→ What you will do
[A] Please answer these questions from the Solana passage:
(i) Which protocol did Solana adopt for transaction ingress?
(ii) What finality target does Alpenglow have?
(iii) What two effects should ZK compression and light-client support have?
[B] Carry on the Solana passage from its final sentence.

For those who have been following Solana closely over the past year, this smooth execution should not come as a surprise. The network has shown significant improvements in throughput, reliability, and fee stability thanks to continuous architectural upgrades, all while handling unprecedented levels of activity. Local fee markets, which allow fees to be isolated to specific accounts or applications, reduce congestion spillover and keep the broader network unaffected during localized activity spikes. Solana's switch to the QUIC protocol for transaction ingress has dramatically reduced the number of dropped packets at the networking level and alleviated spam congestion. Combined with stake-weighted quality of service, these changes ensure that high-value, valid transactions can be prioritized even during periods of intense load. Collectively, these changes helped Solana achieve over 15 months of continuous uptime, the longest period ever since its mainnet beta launch in 2020.
Looking ahead, Solana performance should continue to improve with several major upgrades on the way. Alpenglow, a consensus-layer rewrite, targets finality under 150 milliseconds while slashing validator costs. Firedancer, Jump Crypto's validator client, is designed for ultra-high throughput, with the goal of hitting 1 million transactions per second. Complementing these is DoubleZero, a decentralized fiber-optic network that bypasses the public internet by delivering low-latency, high-bandwidth connections for validator communication.
Meanwhile, Solana developers plan to increase block sizes and further down the road are working to implement multiple concurrent leaders, boosting parallelization and overall throughput. Finally, upcoming zero-knowledge (ZK) compression and light-client support should reduce state bloat and enable secure, mobile-native access. Together, these upgrades signal Solana's transition from a high-performance chain to true web-scale financial infrastructure.

Stored items
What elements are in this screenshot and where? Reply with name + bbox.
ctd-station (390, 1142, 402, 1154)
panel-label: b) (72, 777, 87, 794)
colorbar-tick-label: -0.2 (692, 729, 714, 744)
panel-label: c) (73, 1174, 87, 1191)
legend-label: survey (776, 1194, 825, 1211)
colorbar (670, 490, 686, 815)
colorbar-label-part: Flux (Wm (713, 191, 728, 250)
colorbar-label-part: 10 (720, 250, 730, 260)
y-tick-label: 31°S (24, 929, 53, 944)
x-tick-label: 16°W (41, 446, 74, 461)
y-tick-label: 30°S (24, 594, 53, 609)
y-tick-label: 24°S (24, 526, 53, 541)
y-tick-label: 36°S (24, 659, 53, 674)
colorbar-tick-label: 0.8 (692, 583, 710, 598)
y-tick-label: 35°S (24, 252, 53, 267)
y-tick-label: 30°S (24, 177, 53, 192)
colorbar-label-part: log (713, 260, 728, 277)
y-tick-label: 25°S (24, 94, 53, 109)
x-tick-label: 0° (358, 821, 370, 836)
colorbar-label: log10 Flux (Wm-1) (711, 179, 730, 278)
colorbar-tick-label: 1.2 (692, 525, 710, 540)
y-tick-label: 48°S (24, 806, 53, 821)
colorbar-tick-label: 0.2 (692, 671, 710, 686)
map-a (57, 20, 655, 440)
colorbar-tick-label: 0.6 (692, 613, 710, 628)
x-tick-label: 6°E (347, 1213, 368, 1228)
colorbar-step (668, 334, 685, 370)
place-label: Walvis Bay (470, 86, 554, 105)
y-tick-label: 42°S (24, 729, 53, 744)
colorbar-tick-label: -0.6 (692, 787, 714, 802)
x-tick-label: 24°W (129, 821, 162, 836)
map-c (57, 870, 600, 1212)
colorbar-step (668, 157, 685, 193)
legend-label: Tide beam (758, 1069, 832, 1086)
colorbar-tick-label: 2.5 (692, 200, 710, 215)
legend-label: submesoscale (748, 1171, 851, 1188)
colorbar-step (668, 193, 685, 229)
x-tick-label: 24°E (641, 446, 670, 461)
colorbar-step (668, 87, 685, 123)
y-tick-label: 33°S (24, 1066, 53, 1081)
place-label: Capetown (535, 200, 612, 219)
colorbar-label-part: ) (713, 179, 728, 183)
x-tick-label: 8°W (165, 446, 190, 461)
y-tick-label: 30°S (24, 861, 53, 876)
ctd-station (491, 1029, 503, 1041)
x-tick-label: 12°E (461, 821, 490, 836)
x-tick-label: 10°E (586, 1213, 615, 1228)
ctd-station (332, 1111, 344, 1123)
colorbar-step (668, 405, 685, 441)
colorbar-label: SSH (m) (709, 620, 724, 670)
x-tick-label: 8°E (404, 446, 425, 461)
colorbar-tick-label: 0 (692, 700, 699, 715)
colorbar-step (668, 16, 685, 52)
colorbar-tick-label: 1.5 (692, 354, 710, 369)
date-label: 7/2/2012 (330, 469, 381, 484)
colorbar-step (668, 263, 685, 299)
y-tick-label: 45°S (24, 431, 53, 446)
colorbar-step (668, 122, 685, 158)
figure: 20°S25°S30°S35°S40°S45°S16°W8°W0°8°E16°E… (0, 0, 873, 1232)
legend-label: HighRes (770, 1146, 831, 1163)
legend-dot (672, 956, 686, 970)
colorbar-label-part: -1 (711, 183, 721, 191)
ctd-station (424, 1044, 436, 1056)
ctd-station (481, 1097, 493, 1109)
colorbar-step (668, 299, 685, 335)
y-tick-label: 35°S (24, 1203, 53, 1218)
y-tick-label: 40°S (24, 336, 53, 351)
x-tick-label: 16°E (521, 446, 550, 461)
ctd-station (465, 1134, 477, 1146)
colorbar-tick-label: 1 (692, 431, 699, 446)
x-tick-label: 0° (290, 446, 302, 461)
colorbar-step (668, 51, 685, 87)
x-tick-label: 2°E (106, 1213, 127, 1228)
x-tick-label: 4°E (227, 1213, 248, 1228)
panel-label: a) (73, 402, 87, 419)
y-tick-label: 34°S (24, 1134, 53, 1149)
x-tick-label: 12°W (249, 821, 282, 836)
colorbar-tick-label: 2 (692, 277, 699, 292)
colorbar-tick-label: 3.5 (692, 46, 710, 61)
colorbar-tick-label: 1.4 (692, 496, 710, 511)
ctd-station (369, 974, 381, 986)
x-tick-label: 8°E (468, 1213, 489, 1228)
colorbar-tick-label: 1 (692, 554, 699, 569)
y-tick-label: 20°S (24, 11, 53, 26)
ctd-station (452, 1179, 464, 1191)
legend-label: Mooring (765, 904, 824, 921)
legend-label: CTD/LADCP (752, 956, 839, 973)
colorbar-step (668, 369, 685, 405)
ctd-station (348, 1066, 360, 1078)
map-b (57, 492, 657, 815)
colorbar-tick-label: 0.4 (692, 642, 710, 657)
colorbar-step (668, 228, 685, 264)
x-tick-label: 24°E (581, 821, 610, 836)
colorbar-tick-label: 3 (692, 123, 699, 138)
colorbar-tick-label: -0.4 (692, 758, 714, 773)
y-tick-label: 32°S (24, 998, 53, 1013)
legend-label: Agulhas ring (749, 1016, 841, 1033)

→ Answer section
[A]
(i) QUIC
(ii) Under 150 milliseconds
(iii) They should reduce state bloat and enable secure, mobile-native access.

[B]
Together, the PUMP premarket trading and ICO suggest a sea change in crypto market structure. Put simply, CEX infrastructure may no longer be the crutch crypto needs to facilitate large-scale activity. Hyperliquid's outsized share of pre-launch OI reinforces its role as a performant onchain trading venue that can rival CEX counterparts in liquidity and usability. Solana's ability to flawlessly manage a $500 million raise is a complete role reversal from just a year ago when large-scale meme trading tanked the networking layer to the frustration of many.
Developments since secondary trading began on Monday only reinforce this dynamic. While it has been less than 24 hours since PUMP opened for public trading, spot volumes on Hyperliquid and Solana so far exceed those of major CEXs that have listed it so far.
Fully onchain capital markets are no longer merely competitive with their centralized counterparts. They are starting to show signs of being able to outcompete them. As regulatory clarity improves over the coming year and onchain issuance expands to include all forms of financial vehicles, we expect this trend to not only continue but accelerate.